Extracted records –
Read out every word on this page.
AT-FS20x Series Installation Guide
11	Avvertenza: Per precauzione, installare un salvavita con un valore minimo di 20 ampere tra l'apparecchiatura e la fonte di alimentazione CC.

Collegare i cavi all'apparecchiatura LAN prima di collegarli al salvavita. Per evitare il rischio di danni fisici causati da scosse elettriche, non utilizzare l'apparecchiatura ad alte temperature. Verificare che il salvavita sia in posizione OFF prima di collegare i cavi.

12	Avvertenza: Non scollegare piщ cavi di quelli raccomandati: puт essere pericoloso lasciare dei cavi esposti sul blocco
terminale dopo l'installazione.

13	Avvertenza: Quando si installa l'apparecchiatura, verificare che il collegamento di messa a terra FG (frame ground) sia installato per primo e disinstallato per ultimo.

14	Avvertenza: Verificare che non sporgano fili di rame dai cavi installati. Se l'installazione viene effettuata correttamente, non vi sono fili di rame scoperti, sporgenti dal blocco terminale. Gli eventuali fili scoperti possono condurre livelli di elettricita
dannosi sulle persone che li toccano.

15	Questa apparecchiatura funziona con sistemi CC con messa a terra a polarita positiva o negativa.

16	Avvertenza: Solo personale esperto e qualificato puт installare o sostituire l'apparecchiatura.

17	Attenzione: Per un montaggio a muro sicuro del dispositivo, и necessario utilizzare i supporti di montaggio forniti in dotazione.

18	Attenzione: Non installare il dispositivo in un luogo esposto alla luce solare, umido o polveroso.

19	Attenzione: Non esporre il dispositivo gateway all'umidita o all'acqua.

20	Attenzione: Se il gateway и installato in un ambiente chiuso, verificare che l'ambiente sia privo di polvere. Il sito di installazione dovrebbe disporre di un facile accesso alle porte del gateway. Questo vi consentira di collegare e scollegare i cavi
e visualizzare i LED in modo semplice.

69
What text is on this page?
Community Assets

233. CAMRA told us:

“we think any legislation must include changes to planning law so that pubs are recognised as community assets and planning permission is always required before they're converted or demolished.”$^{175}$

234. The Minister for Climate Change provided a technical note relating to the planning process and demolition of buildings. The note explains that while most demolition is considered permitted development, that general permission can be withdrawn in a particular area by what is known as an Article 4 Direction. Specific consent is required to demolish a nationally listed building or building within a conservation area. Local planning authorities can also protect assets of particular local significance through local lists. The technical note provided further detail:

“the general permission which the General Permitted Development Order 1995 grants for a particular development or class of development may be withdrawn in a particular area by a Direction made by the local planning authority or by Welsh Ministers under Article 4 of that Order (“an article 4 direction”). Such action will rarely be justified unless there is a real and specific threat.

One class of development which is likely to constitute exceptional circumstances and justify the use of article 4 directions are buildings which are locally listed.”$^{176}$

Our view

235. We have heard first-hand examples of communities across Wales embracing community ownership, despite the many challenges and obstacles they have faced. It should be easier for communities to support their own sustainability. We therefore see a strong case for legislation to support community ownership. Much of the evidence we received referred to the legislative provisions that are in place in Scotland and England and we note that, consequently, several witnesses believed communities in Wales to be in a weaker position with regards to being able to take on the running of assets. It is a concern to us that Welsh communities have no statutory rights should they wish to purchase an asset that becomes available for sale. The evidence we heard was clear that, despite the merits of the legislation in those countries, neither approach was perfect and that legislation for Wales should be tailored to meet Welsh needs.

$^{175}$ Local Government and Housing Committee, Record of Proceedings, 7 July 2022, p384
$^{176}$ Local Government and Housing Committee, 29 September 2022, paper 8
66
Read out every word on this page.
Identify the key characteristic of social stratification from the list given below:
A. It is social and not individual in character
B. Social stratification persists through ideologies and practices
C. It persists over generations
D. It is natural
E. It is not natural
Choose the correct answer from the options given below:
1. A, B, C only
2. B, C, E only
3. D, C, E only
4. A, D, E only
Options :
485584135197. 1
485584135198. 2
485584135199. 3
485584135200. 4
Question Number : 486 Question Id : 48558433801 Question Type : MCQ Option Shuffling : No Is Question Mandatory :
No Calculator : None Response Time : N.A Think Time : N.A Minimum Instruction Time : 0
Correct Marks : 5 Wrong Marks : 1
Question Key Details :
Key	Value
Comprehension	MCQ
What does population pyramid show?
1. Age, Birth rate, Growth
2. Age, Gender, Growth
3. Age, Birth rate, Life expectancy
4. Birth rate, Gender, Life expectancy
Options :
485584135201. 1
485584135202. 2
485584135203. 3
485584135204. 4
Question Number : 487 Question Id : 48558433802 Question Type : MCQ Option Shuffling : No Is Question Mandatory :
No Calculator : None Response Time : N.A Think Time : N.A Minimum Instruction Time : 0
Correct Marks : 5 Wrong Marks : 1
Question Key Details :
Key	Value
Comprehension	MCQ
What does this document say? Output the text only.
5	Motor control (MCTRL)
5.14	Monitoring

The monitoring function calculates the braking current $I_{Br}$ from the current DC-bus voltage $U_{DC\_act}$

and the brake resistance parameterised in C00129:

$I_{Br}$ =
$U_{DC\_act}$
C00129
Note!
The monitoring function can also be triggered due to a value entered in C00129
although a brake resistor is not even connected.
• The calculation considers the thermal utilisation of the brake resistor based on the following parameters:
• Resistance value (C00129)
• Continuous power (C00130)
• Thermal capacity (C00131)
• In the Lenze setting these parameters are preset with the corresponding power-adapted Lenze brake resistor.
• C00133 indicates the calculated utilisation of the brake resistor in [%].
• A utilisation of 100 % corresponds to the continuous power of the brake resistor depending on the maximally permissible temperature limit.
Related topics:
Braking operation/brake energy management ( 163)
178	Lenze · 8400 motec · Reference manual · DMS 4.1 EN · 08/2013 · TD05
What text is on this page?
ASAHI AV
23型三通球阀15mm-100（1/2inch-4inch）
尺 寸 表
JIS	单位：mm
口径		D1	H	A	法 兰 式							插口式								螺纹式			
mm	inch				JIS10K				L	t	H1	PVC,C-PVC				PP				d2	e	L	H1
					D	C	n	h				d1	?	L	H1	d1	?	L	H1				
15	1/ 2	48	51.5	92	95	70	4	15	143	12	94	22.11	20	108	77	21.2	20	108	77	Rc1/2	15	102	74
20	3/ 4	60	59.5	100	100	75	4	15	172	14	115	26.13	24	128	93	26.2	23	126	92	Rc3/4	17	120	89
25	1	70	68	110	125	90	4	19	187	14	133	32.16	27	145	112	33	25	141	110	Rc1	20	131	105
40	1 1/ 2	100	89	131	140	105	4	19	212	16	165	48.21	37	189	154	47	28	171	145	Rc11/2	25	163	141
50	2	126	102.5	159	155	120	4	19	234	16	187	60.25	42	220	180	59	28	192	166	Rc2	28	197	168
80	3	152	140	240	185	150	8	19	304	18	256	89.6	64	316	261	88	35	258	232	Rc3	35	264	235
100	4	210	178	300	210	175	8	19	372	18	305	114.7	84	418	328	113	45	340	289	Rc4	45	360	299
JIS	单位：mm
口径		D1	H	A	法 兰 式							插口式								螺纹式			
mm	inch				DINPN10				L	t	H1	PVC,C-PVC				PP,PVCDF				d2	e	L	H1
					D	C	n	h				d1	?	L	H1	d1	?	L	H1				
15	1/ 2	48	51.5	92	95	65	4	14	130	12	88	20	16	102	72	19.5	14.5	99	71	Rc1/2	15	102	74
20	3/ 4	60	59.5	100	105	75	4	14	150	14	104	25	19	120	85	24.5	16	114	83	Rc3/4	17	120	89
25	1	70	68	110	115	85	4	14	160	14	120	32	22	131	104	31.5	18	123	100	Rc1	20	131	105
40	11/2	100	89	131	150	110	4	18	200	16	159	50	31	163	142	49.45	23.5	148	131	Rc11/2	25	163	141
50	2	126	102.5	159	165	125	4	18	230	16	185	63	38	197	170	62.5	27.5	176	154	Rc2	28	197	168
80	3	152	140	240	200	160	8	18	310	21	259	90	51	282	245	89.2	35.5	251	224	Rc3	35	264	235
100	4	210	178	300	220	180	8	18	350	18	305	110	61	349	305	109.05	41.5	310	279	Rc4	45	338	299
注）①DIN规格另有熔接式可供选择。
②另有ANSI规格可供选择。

Problem –
Copy all lines from the material that contain "rate".

Expected answer –
1. Age, Birth rate, Growth
3. Age, Birth rate, Life expectancy
4. Birth rate, Gender, Life expectancy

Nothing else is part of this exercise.